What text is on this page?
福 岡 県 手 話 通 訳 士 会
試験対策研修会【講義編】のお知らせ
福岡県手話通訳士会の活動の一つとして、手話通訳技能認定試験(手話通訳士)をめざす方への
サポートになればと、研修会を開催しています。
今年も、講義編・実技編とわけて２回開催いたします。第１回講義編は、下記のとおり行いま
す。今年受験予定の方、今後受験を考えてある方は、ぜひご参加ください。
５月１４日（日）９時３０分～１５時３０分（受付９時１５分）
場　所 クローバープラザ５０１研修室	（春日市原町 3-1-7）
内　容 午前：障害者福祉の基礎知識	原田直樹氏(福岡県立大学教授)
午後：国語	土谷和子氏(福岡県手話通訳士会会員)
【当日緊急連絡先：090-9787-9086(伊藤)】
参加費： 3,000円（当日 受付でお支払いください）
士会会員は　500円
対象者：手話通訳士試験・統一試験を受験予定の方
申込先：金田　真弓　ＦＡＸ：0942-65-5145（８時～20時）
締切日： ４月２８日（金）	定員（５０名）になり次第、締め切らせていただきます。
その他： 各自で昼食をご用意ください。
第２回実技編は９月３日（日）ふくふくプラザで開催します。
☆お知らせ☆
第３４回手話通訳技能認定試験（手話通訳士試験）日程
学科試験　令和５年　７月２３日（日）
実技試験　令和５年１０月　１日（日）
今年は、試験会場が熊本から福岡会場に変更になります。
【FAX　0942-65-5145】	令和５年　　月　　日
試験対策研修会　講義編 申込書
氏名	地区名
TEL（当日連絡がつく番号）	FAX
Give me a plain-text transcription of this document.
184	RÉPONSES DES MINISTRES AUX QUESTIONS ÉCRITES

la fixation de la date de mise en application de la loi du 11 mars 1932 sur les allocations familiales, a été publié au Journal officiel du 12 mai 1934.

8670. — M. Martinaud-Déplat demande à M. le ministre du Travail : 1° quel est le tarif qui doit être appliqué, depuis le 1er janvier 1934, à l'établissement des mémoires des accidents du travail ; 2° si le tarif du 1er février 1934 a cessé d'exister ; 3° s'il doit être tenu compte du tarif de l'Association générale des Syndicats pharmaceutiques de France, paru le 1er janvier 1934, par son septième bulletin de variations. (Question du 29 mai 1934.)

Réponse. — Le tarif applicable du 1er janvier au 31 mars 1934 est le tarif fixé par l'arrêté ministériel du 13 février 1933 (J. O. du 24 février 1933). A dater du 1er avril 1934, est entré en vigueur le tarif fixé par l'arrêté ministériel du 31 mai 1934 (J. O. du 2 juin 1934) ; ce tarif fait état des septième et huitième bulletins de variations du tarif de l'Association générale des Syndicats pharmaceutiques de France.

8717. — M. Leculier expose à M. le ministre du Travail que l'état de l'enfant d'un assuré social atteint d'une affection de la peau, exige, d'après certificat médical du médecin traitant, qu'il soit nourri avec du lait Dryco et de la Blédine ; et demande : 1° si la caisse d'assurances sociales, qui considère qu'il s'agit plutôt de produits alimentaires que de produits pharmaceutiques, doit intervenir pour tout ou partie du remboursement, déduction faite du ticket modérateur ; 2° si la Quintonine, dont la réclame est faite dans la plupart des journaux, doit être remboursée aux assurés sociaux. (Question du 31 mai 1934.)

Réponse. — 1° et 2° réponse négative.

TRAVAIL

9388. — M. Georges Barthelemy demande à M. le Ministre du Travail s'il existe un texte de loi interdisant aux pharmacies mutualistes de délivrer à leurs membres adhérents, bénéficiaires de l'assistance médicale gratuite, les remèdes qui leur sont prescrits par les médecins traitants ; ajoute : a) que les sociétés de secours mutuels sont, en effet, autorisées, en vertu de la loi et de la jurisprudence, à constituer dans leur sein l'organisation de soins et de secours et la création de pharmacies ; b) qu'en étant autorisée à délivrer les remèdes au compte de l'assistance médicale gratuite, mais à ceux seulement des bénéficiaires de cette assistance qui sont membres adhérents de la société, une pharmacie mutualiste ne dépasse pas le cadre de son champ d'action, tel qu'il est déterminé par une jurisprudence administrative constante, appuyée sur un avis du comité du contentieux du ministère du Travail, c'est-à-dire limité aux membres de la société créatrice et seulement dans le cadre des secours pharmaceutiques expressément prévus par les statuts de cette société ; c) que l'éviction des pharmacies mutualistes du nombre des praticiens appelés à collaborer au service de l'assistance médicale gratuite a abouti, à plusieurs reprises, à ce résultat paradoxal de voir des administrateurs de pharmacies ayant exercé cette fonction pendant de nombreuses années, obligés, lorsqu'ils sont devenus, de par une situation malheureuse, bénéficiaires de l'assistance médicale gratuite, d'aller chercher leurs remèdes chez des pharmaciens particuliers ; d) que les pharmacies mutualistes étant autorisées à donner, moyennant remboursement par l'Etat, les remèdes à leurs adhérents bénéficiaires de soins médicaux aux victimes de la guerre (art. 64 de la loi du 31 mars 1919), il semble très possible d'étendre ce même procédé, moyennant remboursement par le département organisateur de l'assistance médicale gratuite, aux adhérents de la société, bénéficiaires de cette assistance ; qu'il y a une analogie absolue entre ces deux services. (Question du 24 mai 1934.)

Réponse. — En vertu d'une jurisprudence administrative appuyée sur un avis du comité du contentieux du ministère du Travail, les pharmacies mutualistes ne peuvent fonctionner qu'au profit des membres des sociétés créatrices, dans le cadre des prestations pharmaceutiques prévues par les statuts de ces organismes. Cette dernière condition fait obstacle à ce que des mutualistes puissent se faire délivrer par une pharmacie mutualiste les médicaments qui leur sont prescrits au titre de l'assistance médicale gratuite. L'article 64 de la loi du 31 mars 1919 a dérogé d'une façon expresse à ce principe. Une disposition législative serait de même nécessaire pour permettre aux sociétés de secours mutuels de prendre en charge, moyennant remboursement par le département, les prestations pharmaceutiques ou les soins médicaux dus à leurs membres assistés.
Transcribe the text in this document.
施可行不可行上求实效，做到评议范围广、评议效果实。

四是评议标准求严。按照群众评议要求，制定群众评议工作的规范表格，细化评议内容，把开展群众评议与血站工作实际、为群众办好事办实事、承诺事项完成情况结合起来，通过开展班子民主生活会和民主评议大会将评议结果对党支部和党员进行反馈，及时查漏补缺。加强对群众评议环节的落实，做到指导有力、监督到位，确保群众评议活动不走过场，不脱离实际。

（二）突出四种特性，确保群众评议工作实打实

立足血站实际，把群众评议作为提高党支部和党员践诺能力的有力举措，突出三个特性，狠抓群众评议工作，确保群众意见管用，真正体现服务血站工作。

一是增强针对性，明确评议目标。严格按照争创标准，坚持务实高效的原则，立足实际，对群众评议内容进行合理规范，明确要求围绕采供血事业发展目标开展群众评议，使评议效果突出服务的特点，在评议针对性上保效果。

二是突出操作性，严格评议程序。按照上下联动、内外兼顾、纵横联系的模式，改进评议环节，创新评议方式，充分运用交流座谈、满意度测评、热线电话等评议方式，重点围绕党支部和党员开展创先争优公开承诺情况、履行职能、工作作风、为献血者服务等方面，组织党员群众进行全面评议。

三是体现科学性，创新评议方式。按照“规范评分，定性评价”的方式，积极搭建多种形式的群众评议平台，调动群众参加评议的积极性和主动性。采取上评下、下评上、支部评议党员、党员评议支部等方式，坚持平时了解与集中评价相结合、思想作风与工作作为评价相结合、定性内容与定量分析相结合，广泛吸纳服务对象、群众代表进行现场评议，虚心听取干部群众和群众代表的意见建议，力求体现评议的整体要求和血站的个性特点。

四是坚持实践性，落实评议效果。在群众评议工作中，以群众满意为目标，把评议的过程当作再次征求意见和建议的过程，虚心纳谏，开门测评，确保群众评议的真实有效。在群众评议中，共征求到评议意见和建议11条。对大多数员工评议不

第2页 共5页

■ **Objective**
Each record must be returned exactly as it is written.

■ **Complete response**
What text is on this page?
福 岡 県 手 話 通 訳 士 会
試験対策研修会【講義編】のお知らせ
福岡県手話通訳士会の活動の一つとして、手話通訳技能認定試験(手話通訳士)をめざす方への
サポートになればと、研修会を開催しています。
今年も、講義編・実技編とわけて２回開催いたします。第１回講義編は、下記のとおり行いま
す。今年受験予定の方、今後受験を考えてある方は、ぜひご参加ください。
５月１４日（日）９時３０分～１５時３０分（受付９時１５分）
場　所 クローバープラザ５０１研修室	（春日市原町 3-1-7）
内　容 午前：障害者福祉の基礎知識	原田直樹氏(福岡県立大学教授)
午後：国語	土谷和子氏(福岡県手話通訳士会会員)
【当日緊急連絡先：090-9787-9086(伊藤)】
参加費： 3,000円（当日 受付でお支払いください）
士会会員は　500円
対象者：手話通訳士試験・統一試験を受験予定の方
申込先：金田　真弓　ＦＡＸ：0942-65-5145（８時～20時）
締切日： ４月２８日（金）	定員（５０名）になり次第、締め切らせていただきます。
その他： 各自で昼食をご用意ください。
第２回実技編は９月３日（日）ふくふくプラザで開催します。
☆お知らせ☆
第３４回手話通訳技能認定試験（手話通訳士試験）日程
学科試験　令和５年　７月２３日（日）
実技試験　令和５年１０月　１日（日）
今年は、試験会場が熊本から福岡会場に変更になります。
【FAX　0942-65-5145】	令和５年　　月　　日
試験対策研修会　講義編 申込書
氏名	地区名
TEL（当日連絡がつく番号）	FAX
Give me a plain-text transcription of this document.
184	RÉPONSES DES MINISTRES AUX QUESTIONS ÉCRITES

la fixation de la date de mise en application de la loi du 11 mars 1932 sur les allocations familiales, a été publié au Journal officiel du 12 mai 1934.

8670. — M. Martinaud-Déplat demande à M. le ministre du Travail : 1° quel est le tarif qui doit être appliqué, depuis le 1er janvier 1934, à l'établissement des mémoires des accidents du travail ; 2° si le tarif du 1er février 1934 a cessé d'exister ; 3° s'il doit être tenu compte du tarif de l'Association générale des Syndicats pharmaceutiques de France, paru le 1er janvier 1934, par son septième bulletin de variations. (Question du 29 mai 1934.)

Réponse. — Le tarif applicable du 1er janvier au 31 mars 1934 est le tarif fixé par l'arrêté ministériel du 13 février 1933 (J. O. du 24 février 1933). A dater du 1er avril 1934, est entré en vigueur le tarif fixé par l'arrêté ministériel du 31 mai 1934 (J. O. du 2 juin 1934) ; ce tarif fait état des septième et huitième bulletins de variations du tarif de l'Association générale des Syndicats pharmaceutiques de France.

8717. — M. Leculier expose à M. le ministre du Travail que l'état de l'enfant d'un assuré social atteint d'une affection de la peau, exige, d'après certificat médical du médecin traitant, qu'il soit nourri avec du lait Dryco et de la Blédine ; et demande : 1° si la caisse d'assurances sociales, qui considère qu'il s'agit plutôt de produits alimentaires que de produits pharmaceutiques, doit intervenir pour tout ou partie du remboursement, déduction faite du ticket modérateur ; 2° si la Quintonine, dont la réclame est faite dans la plupart des journaux, doit être remboursée aux assurés sociaux. (Question du 31 mai 1934.)

Réponse. — 1° et 2° réponse négative.

TRAVAIL

9388. — M. Georges Barthelemy demande à M. le Ministre du Travail s'il existe un texte de loi interdisant aux pharmacies mutualistes de délivrer à leurs membres adhérents, bénéficiaires de l'assistance médicale gratuite, les remèdes qui leur sont prescrits par les médecins traitants ; ajoute : a) que les sociétés de secours mutuels sont, en effet, autorisées, en vertu de la loi et de la jurisprudence, à constituer dans leur sein l'organisation de soins et de secours et la création de pharmacies ; b) qu'en étant autorisée à délivrer les remèdes au compte de l'assistance médicale gratuite, mais à ceux seulement des bénéficiaires de cette assistance qui sont membres adhérents de la société, une pharmacie mutualiste ne dépasse pas le cadre de son champ d'action, tel qu'il est déterminé par une jurisprudence administrative constante, appuyée sur un avis du comité du contentieux du ministère du Travail, c'est-à-dire limité aux membres de la société créatrice et seulement dans le cadre des secours pharmaceutiques expressément prévus par les statuts de cette société ; c) que l'éviction des pharmacies mutualistes du nombre des praticiens appelés à collaborer au service de l'assistance médicale gratuite a abouti, à plusieurs reprises, à ce résultat paradoxal de voir des administrateurs de pharmacies ayant exercé cette fonction pendant de nombreuses années, obligés, lorsqu'ils sont devenus, de par une situation malheureuse, bénéficiaires de l'assistance médicale gratuite, d'aller chercher leurs remèdes chez des pharmaciens particuliers ; d) que les pharmacies mutualistes étant autorisées à donner, moyennant remboursement par l'Etat, les remèdes à leurs adhérents bénéficiaires de soins médicaux aux victimes de la guerre (art. 64 de la loi du 31 mars 1919), il semble très possible d'étendre ce même procédé, moyennant remboursement par le département organisateur de l'assistance médicale gratuite, aux adhérents de la société, bénéficiaires de cette assistance ; qu'il y a une analogie absolue entre ces deux services. (Question du 24 mai 1934.)

Réponse. — En vertu d'une jurisprudence administrative appuyée sur un avis du comité du contentieux du ministère du Travail, les pharmacies mutualistes ne peuvent fonctionner qu'au profit des membres des sociétés créatrices, dans le cadre des prestations pharmaceutiques prévues par les statuts de ces organismes. Cette dernière condition fait obstacle à ce que des mutualistes puissent se faire délivrer par une pharmacie mutualiste les médicaments qui leur sont prescrits au titre de l'assistance médicale gratuite. L'article 64 de la loi du 31 mars 1919 a dérogé d'une façon expresse à ce principe. Une disposition législative serait de même nécessaire pour permettre aux sociétés de secours mutuels de prendre en charge, moyennant remboursement par le département, les prestations pharmaceutiques ou les soins médicaux dus à leurs membres assistés.
Transcribe the text in this document.
施可行不可行上求实效，做到评议范围广、评议效果实。

四是评议标准求严。按照群众评议要求，制定群众评议工作的规范表格，细化评议内容，把开展群众评议与血站工作实际、为群众办好事办实事、承诺事项完成情况结合起来，通过开展班子民主生活会和民主评议大会将评议结果对党支部和党员进行反馈，及时查漏补缺。加强对群众评议环节的落实，做到指导有力、监督到位，确保群众评议活动不走过场，不脱离实际。

（二）突出四种特性，确保群众评议工作实打实

立足血站实际，把群众评议作为提高党支部和党员践诺能力的有力举措，突出三个特性，狠抓群众评议工作，确保群众意见管用，真正体现服务血站工作。

一是增强针对性，明确评议目标。严格按照争创标准，坚持务实高效的原则，立足实际，对群众评议内容进行合理规范，明确要求围绕采供血事业发展目标开展群众评议，使评议效果突出服务的特点，在评议针对性上保效果。

二是突出操作性，严格评议程序。按照上下联动、内外兼顾、纵横联系的模式，改进评议环节，创新评议方式，充分运用交流座谈、满意度测评、热线电话等评议方式，重点围绕党支部和党员开展创先争优公开承诺情况、履行职能、工作作风、为献血者服务等方面，组织党员群众进行全面评议。

三是体现科学性，创新评议方式。按照“规范评分，定性评价”的方式，积极搭建多种形式的群众评议平台，调动群众参加评议的积极性和主动性。采取上评下、下评上、支部评议党员、党员评议支部等方式，坚持平时了解与集中评价相结合、思想作风与工作作为评价相结合、定性内容与定量分析相结合，广泛吸纳服务对象、群众代表进行现场评议，虚心听取干部群众和群众代表的意见建议，力求体现评议的整体要求和血站的个性特点。

四是坚持实践性，落实评议效果。在群众评议工作中，以群众满意为目标，把评议的过程当作再次征求意见和建议的过程，虚心纳谏，开门测评，确保群众评议的真实有效。在群众评议中，共征求到评议意见和建议11条。对大多数员工评议不

第2页 共5页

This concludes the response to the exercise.